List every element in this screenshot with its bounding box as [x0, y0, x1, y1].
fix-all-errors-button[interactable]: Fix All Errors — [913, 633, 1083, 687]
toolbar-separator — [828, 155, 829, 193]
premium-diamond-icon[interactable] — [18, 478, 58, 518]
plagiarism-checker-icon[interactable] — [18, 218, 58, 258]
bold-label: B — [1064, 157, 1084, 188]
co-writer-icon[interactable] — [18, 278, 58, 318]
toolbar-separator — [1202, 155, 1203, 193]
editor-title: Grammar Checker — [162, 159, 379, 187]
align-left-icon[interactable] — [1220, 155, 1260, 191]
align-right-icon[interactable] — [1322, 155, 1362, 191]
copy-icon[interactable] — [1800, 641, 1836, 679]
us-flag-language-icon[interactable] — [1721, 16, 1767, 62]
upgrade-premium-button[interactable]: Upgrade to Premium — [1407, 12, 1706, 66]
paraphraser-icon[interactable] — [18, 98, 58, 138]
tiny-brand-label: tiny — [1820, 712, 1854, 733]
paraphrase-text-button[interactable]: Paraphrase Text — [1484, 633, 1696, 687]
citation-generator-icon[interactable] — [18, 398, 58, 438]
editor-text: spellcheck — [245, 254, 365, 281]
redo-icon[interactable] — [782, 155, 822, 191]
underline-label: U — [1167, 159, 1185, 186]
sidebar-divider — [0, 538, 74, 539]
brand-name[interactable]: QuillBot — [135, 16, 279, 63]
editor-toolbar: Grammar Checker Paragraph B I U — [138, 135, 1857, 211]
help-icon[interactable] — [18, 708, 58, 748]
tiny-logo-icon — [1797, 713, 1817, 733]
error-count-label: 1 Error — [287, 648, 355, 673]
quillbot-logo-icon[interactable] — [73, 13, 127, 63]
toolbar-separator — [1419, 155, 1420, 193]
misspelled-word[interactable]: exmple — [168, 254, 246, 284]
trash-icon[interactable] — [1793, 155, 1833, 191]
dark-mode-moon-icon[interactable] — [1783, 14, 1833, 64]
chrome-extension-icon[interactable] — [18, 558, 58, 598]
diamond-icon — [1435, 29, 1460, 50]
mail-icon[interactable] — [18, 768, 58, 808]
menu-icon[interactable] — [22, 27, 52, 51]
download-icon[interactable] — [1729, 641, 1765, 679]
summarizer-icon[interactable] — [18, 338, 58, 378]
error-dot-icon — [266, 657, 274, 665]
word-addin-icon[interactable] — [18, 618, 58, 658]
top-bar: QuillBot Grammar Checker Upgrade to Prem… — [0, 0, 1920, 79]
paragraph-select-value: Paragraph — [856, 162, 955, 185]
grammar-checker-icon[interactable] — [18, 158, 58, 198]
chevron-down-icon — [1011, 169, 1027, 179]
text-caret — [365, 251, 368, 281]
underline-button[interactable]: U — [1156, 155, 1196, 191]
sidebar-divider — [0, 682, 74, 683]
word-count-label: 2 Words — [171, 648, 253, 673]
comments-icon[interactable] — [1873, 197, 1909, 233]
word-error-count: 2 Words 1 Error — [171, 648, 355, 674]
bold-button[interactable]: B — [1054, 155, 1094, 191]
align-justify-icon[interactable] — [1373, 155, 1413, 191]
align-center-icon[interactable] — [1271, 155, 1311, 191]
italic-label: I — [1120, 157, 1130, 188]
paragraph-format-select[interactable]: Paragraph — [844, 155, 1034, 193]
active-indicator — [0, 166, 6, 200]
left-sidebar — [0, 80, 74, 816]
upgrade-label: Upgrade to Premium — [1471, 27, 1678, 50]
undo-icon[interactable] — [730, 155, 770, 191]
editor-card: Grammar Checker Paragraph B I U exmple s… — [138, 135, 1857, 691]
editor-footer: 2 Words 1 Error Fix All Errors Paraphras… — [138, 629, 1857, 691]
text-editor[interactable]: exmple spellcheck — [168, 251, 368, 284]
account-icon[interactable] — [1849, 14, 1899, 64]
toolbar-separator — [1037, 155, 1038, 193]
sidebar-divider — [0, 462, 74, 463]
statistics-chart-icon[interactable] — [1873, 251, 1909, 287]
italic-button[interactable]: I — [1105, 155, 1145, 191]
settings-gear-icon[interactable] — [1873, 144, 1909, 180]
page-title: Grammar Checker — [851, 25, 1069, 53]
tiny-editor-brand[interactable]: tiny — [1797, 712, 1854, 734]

+++

**Your goal**
Output a numbered list of the lines from the start of the material through the line containing "underline-label: U — [1167, 159, 1185, 186]", with both ends included and blank lines left out.

**Final result**
1. List every element in this screenshot with its bounding box as [x0, y0, x1, y1].
2. fix-all-errors-button[interactable]: Fix All Errors — [913, 633, 1083, 687]
3. toolbar-separator — [828, 155, 829, 193]
4. premium-diamond-icon[interactable] — [18, 478, 58, 518]
5. plagiarism-checker-icon[interactable] — [18, 218, 58, 258]
6. bold-label: B — [1064, 157, 1084, 188]
7. co-writer-icon[interactable] — [18, 278, 58, 318]
8. toolbar-separator — [1202, 155, 1203, 193]
9. editor-title: Grammar Checker — [162, 159, 379, 187]
10. align-left-icon[interactable] — [1220, 155, 1260, 191]
11. align-right-icon[interactable] — [1322, 155, 1362, 191]
12. copy-icon[interactable] — [1800, 641, 1836, 679]
13. us-flag-language-icon[interactable] — [1721, 16, 1767, 62]
14. upgrade-premium-button[interactable]: Upgrade to Premium — [1407, 12, 1706, 66]
15. paraphraser-icon[interactable] — [18, 98, 58, 138]
16. tiny-brand-label: tiny — [1820, 712, 1854, 733]
17. paraphrase-text-button[interactable]: Paraphrase Text — [1484, 633, 1696, 687]
18. citation-generator-icon[interactable] — [18, 398, 58, 438]
19. editor-text: spellcheck — [245, 254, 365, 281]
20. redo-icon[interactable] — [782, 155, 822, 191]
21. underline-label: U — [1167, 159, 1185, 186]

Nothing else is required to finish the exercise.